* **WRITTEN REQUEST**
Word for word, restate every line of the listing that follows.

Dataset items

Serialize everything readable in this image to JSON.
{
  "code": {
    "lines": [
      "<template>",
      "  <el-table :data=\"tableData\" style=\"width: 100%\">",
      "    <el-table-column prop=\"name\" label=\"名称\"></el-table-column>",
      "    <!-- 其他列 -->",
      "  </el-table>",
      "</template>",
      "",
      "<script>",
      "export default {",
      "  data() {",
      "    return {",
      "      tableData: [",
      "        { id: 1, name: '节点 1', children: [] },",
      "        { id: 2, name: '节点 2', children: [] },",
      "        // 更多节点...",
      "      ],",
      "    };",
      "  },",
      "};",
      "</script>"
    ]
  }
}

* **RESPONSE FOR THIS EXERCISE**
Serialize everything readable in this image to JSON.
{
  "code": {
    "lines": [
      "<template>",
      "  <el-table :data=\"tableData\" style=\"width: 100%\">",
      "    <el-table-column prop=\"name\" label=\"名称\"></el-table-column>",
      "    <!-- 其他列 -->",
      "  </el-table>",
      "</template>",
      "",
      "<script>",
      "export default {",
      "  data() {",
      "    return {",
      "      tableData: [",
      "        { id: 1, name: '节点 1', children: [] },",
      "        { id: 2, name: '节点 2', children: [] },",
      "        // 更多节点...",
      "      ],",
      "    };",
      "  },",
      "};",
      "</script>"
    ]
  }
}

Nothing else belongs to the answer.